▶ SOURCE EXTRACT:

Urspelerpes is a monotypic genus of salamanders in the family Plethodontidae (the lungless salamanders). It is represented by a single species, the patch-nosed salamander (Urspelerpes brucei), a lungless miniature salamander found in streams of Georgia and South Carolina, United States. It marks the first discovery of an endemic amphibian genus from the United States since the Red Hills salamander (Phaeognathus) in 1961.

Description
This genus is believed to be closely related to brook salamanders (genus Eurycea), but have five toes on their feet. A distinctive characteristic is a yellowish patch on the snout. Urspelerpes is tiny, and adults are about  long. Males and females have different coloration, with males having a pair of dark stripes running down their bodies, with yellow backs, and females being more muted in color (a more common trait in birds). Similar to other salamander species, this genus is believed to eat small terrestrial prey using its projectile tongue.

▶ DATA UNDER STUDY:
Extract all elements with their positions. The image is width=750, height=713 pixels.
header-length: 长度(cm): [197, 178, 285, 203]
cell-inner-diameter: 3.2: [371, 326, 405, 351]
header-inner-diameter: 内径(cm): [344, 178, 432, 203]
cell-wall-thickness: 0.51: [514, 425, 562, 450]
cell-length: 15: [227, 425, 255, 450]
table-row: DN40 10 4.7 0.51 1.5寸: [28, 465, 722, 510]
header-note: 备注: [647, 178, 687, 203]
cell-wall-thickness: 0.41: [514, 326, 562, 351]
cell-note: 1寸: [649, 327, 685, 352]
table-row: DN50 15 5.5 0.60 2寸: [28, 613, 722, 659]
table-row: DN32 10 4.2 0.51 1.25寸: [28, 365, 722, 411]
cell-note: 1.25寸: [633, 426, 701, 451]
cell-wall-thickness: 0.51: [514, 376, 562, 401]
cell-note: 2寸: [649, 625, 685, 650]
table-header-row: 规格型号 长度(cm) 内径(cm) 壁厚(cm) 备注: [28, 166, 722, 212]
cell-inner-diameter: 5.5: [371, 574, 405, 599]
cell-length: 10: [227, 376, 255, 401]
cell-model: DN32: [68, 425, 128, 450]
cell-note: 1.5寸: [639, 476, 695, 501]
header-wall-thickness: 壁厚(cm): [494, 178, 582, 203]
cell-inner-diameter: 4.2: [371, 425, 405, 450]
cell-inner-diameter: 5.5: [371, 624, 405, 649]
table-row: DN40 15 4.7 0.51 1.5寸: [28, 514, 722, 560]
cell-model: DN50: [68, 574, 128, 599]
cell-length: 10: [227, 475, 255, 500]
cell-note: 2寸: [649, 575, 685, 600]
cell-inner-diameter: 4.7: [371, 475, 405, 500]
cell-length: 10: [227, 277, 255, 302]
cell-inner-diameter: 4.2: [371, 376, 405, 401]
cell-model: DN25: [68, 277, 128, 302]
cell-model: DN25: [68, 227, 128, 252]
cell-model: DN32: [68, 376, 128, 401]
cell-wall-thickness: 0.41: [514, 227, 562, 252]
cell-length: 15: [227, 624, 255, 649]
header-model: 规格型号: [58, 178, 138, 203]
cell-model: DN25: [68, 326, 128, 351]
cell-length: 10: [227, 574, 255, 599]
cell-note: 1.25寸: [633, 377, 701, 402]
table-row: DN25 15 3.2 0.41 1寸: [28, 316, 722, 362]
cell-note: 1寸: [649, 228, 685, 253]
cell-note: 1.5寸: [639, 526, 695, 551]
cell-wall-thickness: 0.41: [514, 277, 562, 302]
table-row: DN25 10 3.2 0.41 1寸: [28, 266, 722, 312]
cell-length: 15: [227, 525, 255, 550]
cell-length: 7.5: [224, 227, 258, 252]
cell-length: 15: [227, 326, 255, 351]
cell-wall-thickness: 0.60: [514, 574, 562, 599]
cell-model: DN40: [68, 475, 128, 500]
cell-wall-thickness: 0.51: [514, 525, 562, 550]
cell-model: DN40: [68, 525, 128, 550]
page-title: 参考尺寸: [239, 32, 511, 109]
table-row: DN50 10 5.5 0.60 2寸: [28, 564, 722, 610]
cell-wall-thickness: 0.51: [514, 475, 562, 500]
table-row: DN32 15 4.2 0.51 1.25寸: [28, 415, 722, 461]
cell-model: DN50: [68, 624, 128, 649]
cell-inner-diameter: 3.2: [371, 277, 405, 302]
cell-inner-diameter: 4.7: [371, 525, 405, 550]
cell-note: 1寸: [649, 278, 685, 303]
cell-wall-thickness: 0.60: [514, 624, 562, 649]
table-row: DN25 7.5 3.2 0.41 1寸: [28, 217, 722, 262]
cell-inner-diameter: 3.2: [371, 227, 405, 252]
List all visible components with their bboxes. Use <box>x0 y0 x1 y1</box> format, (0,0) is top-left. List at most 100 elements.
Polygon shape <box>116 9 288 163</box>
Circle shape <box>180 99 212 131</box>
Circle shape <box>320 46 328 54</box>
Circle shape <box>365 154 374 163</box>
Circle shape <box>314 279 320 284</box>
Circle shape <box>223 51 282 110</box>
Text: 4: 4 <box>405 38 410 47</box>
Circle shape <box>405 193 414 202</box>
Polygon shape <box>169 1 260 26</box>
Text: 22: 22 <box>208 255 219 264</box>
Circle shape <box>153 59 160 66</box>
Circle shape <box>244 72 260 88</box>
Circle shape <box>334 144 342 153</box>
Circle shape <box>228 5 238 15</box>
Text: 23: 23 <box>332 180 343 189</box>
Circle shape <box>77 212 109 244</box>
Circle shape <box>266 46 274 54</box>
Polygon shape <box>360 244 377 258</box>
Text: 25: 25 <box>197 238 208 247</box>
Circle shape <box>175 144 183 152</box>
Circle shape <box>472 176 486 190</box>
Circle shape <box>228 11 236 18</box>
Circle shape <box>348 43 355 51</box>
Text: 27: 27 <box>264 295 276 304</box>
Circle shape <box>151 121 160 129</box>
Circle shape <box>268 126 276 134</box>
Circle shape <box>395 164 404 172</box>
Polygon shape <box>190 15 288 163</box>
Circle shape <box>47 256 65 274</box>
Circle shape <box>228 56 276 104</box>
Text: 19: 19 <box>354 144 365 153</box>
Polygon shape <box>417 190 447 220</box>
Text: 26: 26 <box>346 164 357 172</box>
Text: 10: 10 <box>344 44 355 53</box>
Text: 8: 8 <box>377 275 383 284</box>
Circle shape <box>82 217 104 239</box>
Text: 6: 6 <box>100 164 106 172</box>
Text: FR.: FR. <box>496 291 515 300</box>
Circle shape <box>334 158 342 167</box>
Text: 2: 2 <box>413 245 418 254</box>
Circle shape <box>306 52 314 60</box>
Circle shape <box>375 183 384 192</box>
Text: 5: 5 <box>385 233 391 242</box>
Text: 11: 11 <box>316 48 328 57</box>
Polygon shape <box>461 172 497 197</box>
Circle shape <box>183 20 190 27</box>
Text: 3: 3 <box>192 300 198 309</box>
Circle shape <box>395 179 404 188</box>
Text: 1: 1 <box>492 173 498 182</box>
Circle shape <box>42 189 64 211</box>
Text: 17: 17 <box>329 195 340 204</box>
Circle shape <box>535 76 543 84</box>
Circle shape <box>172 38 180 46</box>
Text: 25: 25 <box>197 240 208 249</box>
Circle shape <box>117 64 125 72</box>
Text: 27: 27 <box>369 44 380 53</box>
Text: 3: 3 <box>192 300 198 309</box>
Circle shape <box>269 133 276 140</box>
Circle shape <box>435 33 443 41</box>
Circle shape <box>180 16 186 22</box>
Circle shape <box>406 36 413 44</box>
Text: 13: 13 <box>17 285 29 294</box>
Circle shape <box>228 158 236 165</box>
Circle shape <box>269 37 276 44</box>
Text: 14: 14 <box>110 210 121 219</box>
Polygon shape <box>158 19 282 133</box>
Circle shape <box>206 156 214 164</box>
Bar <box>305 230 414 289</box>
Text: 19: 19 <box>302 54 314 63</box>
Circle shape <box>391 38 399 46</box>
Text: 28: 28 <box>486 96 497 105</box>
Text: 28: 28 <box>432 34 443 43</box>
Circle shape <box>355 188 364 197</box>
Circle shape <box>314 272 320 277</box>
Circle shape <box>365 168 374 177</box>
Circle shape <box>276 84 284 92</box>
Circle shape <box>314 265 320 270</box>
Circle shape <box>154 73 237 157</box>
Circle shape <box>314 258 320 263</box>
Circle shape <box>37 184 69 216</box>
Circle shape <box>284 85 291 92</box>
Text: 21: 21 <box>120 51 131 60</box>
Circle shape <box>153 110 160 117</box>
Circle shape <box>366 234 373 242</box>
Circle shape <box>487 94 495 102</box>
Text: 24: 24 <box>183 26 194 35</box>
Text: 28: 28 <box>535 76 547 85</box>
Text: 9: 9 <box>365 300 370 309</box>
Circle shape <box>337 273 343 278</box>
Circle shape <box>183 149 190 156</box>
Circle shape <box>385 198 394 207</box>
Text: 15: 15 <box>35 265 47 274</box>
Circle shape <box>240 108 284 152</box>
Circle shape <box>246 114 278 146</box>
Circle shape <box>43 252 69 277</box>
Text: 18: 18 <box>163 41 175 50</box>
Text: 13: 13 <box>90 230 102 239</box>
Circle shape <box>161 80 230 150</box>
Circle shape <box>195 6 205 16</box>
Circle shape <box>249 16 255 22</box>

▶ EXERCISE OBJECTIVE: According to the passage on Urspelerpes, which salamander was the last endemic amphibian genus discovered in the United States before this one, and in what year? The records are not required for the work here.

▶ FINAL ANSWER: The Red Hills salamander (Phaeognathus), in 1961.